▸ What to do
State how many lines of the entries include the string "平衡指數", please, leaving out everything but the number.

▸ Provided entries
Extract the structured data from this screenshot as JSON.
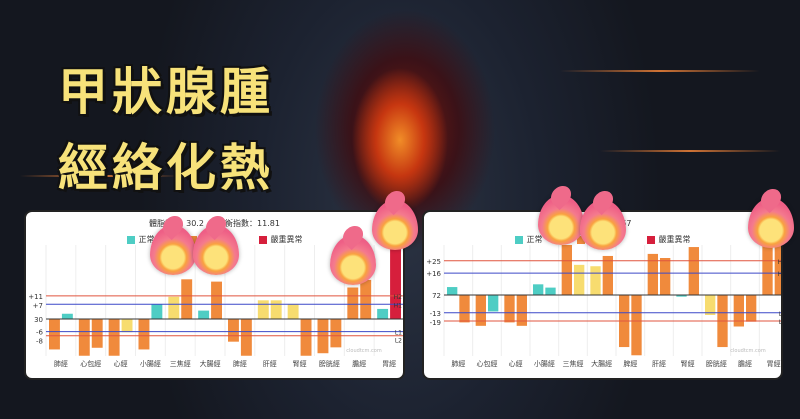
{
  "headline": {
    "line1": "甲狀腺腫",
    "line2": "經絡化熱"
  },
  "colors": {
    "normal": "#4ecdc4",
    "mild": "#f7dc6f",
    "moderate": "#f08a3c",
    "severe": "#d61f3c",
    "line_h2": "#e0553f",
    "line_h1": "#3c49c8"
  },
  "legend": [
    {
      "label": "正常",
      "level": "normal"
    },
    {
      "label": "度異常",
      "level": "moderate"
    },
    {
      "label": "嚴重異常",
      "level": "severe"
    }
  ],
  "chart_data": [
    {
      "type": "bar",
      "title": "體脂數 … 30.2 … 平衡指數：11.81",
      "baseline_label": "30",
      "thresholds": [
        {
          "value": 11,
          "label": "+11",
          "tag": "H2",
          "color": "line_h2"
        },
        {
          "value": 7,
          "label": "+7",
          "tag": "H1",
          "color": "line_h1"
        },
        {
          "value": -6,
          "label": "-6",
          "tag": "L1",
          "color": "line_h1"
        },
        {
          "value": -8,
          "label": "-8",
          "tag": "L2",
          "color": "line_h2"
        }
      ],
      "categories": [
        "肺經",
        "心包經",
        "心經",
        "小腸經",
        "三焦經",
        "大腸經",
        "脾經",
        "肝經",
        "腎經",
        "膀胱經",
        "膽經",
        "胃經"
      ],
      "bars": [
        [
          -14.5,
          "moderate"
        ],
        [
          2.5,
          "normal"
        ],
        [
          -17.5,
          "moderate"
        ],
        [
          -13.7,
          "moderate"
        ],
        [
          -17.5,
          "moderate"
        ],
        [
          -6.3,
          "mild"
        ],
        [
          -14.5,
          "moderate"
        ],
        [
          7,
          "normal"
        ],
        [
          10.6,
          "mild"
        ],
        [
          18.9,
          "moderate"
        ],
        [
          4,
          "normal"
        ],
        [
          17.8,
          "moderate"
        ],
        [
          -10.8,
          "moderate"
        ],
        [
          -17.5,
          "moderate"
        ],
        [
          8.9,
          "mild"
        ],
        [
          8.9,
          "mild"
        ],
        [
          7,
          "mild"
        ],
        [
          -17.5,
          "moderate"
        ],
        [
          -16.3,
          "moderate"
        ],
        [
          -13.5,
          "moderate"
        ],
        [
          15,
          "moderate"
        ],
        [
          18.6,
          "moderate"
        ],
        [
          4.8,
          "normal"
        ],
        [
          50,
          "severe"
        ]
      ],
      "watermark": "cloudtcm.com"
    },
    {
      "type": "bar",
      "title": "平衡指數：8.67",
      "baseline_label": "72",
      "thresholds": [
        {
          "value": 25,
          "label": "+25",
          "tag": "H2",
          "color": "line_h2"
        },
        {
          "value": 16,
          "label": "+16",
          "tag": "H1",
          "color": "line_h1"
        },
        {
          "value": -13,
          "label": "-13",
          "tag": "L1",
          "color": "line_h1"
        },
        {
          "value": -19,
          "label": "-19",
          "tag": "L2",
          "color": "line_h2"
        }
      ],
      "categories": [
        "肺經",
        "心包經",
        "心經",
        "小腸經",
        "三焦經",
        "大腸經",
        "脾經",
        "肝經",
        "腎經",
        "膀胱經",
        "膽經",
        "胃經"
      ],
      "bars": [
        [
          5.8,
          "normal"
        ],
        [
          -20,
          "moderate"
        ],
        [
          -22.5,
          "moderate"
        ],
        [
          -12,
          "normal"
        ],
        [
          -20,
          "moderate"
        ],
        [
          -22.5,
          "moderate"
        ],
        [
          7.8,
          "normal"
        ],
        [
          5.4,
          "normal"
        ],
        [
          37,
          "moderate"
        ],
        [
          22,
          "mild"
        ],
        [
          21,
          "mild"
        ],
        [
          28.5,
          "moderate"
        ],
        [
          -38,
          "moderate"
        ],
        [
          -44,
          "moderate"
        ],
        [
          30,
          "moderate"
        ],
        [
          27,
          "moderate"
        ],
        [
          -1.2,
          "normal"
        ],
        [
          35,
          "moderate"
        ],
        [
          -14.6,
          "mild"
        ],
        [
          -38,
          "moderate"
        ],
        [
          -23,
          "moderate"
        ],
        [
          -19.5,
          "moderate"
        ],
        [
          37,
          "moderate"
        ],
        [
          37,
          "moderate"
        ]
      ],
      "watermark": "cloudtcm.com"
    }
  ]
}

---

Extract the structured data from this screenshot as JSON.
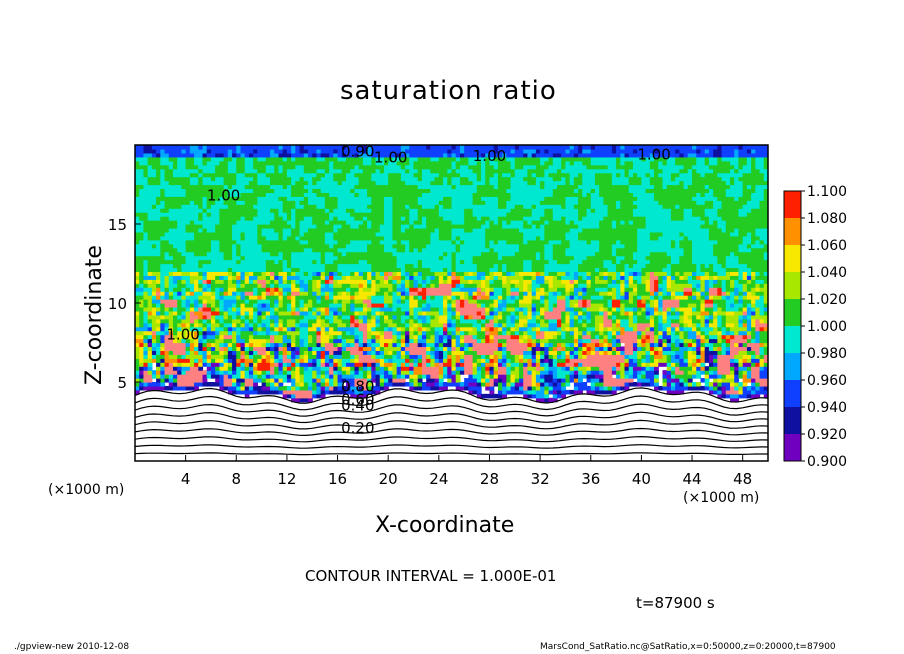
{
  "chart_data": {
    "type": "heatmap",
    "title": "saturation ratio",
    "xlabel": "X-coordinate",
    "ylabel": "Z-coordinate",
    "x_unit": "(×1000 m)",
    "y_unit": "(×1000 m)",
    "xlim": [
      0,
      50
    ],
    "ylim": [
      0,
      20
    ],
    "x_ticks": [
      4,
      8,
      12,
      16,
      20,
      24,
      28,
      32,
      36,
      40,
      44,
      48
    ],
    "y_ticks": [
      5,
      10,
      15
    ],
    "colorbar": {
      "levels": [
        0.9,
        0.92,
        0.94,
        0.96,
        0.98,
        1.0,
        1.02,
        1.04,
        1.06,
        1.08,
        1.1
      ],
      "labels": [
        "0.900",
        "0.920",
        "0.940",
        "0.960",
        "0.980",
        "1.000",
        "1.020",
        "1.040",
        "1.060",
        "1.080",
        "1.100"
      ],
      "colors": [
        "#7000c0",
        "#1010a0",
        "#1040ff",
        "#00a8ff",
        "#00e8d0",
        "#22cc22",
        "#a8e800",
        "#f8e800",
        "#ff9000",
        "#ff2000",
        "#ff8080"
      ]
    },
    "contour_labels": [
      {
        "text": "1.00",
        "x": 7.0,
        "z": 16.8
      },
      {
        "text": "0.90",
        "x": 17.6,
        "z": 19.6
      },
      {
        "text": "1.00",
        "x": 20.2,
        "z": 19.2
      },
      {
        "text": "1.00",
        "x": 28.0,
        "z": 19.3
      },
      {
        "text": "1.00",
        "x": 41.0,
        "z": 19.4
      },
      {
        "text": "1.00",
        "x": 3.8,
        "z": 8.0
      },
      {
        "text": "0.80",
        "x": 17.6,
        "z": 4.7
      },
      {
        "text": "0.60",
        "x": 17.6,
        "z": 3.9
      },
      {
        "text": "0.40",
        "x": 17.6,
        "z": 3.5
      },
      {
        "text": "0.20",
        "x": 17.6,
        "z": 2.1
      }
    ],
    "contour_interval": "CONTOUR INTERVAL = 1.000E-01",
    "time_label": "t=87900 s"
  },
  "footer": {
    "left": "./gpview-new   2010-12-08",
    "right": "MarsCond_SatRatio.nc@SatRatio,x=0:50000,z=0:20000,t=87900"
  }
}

▸ Answer to this exercise
2